>> Begin

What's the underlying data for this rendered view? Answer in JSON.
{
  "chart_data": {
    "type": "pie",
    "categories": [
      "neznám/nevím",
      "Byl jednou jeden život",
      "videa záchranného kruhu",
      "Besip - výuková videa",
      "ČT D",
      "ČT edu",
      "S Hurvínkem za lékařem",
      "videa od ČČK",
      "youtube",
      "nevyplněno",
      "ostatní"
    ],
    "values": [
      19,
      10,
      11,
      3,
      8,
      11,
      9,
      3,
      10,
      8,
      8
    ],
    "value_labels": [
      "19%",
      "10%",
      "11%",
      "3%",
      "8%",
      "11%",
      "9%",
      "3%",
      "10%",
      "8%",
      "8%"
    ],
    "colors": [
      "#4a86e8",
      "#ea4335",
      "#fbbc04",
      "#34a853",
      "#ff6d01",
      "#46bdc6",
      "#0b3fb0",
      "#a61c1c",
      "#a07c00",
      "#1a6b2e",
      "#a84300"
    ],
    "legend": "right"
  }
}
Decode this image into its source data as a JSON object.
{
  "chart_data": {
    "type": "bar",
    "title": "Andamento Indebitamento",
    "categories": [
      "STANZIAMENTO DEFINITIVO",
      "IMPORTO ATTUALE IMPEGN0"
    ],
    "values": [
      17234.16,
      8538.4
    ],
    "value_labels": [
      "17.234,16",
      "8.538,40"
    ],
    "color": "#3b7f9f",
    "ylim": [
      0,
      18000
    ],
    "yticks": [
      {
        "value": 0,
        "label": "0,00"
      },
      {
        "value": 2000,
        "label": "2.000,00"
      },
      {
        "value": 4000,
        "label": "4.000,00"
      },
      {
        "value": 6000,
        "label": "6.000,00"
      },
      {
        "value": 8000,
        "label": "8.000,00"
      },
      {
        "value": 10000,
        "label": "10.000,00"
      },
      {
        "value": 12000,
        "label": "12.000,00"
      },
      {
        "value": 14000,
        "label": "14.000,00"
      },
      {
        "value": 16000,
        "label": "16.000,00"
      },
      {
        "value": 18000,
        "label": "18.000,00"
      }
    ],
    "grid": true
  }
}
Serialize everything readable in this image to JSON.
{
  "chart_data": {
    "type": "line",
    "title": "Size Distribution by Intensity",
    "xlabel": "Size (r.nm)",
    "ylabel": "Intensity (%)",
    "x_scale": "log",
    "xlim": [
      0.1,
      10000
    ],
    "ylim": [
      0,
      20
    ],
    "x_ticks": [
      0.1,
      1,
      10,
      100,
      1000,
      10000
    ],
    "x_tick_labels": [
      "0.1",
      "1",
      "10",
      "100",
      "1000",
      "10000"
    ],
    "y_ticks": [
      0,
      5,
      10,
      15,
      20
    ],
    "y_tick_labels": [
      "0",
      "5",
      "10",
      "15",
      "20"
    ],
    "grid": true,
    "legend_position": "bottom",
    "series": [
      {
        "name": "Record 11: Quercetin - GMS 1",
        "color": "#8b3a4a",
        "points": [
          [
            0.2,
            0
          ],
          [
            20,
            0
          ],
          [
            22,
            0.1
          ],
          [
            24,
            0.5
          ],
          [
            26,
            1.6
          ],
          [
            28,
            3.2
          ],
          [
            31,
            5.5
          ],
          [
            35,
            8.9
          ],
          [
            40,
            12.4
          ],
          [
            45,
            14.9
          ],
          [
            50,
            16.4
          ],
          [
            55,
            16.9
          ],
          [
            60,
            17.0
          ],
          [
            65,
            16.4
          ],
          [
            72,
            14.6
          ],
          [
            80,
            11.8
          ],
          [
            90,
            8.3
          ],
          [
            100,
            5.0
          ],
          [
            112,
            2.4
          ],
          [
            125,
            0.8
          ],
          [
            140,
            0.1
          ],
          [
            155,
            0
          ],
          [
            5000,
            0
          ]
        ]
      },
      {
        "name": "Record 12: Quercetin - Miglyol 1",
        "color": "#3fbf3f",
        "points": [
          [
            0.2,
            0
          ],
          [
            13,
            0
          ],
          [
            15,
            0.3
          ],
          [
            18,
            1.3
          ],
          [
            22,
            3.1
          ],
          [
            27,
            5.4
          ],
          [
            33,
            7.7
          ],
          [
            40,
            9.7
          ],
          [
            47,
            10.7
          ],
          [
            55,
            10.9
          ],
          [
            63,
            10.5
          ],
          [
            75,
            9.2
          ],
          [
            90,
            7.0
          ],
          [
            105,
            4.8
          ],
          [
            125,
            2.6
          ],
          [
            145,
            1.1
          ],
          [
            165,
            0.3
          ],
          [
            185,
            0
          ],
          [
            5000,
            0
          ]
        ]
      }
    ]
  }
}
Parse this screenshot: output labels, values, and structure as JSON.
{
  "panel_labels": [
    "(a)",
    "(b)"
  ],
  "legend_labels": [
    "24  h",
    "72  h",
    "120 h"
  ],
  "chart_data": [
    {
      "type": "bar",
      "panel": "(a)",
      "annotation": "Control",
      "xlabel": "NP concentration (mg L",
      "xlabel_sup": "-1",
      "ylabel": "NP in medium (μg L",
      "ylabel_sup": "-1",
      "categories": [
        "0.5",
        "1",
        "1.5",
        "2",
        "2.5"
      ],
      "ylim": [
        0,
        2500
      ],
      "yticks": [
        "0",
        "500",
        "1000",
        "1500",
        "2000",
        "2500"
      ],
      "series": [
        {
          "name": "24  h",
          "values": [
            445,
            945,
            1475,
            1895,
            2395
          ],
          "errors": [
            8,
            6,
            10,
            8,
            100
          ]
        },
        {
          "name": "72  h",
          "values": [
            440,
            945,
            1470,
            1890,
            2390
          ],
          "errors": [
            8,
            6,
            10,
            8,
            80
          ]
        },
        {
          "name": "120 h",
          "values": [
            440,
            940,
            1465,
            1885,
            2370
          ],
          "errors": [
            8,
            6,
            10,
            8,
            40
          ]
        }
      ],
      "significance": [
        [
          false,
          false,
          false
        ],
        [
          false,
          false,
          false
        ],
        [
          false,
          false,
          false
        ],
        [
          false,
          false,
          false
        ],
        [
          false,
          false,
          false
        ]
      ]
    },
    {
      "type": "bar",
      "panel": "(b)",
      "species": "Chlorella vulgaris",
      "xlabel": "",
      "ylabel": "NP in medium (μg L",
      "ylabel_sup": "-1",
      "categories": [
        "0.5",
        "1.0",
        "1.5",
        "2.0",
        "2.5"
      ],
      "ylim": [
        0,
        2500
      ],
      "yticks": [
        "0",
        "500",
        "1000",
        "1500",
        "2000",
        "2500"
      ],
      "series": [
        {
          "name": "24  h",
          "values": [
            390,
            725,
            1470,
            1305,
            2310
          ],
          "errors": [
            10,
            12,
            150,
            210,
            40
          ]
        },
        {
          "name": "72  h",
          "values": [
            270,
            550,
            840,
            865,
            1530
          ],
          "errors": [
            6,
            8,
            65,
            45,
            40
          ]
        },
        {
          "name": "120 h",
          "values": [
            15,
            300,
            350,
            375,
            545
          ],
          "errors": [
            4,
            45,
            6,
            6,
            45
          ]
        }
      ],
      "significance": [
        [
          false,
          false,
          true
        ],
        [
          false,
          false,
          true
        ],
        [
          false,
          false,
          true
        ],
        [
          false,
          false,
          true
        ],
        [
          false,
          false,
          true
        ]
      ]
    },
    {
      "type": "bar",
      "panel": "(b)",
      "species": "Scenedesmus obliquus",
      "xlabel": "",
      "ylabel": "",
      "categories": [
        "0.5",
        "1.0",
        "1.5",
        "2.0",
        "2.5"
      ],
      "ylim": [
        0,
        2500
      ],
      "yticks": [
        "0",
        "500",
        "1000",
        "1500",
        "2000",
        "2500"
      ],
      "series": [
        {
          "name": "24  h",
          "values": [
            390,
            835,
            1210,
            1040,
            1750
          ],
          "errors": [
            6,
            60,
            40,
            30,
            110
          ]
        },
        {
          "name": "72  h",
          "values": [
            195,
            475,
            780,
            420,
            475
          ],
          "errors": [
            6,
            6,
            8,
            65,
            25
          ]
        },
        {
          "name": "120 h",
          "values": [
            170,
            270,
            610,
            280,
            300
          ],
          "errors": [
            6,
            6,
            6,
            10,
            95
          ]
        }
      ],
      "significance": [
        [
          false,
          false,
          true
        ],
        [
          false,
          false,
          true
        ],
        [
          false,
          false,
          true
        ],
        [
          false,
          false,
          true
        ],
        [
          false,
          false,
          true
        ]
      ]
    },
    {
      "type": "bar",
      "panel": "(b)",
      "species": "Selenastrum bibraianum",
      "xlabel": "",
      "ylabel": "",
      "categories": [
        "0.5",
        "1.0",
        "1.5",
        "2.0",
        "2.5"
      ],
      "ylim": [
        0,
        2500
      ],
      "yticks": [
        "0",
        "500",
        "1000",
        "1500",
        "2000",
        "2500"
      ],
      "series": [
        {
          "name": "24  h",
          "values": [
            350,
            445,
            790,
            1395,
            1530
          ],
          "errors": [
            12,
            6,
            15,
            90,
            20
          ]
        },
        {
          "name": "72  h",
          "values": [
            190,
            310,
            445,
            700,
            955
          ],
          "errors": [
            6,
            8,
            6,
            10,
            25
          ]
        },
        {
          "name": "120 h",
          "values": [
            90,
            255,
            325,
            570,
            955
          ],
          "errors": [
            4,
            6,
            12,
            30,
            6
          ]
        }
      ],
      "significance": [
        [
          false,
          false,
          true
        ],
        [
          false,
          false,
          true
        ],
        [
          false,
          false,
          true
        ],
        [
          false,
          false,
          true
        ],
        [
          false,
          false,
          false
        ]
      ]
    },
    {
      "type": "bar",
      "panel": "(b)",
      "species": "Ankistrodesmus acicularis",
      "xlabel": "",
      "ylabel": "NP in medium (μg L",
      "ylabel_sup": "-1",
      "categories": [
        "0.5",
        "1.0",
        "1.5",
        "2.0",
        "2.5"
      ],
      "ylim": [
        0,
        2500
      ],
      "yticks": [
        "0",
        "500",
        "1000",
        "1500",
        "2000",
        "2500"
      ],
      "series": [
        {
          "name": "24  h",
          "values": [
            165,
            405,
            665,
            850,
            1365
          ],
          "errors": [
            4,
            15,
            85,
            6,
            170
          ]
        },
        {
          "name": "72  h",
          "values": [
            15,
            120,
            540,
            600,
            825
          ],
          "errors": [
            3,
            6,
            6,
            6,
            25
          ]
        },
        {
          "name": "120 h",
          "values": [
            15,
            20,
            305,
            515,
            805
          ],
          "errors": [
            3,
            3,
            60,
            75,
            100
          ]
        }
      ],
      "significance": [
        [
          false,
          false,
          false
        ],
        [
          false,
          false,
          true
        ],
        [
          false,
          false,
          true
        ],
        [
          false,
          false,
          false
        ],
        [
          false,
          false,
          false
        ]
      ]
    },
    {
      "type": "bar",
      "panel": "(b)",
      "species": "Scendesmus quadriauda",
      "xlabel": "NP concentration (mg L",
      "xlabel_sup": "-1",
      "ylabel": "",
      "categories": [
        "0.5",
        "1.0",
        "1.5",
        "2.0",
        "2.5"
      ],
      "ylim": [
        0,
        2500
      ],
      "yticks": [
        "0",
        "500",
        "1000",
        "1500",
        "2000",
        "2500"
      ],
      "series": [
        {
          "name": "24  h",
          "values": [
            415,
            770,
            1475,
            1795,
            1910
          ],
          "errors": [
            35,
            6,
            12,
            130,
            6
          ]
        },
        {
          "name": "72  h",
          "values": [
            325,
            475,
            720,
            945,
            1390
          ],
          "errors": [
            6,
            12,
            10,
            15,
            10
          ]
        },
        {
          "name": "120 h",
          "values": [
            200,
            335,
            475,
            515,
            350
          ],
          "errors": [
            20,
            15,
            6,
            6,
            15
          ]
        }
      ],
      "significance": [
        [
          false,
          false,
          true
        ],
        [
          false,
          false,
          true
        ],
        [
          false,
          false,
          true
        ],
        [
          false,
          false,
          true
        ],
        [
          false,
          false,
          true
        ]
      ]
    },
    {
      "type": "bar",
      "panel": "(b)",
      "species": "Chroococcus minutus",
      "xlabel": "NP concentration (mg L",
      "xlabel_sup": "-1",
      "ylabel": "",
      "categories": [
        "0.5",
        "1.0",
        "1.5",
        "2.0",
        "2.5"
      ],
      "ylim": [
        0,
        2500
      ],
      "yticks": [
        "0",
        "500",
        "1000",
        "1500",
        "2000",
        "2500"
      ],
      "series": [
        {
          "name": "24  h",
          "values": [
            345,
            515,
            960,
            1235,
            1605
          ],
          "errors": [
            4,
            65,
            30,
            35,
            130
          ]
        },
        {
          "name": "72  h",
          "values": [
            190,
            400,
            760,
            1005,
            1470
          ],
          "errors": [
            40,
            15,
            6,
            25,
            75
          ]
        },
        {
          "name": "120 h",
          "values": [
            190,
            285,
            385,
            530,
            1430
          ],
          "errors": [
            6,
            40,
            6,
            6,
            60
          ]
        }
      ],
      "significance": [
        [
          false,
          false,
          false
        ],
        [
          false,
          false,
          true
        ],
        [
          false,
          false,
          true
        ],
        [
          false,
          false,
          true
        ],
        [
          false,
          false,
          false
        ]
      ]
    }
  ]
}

>> End

#### Task to complete
Give every line of the material that includes the string "species".

#### Expected answer
      "species": "Chlorella vulgaris",
      "species": "Scenedesmus obliquus",
      "species": "Selenastrum bibraianum",
      "species": "Ankistrodesmus acicularis",
      "species": "Scendesmus quadriauda",
      "species": "Chroococcus minutus",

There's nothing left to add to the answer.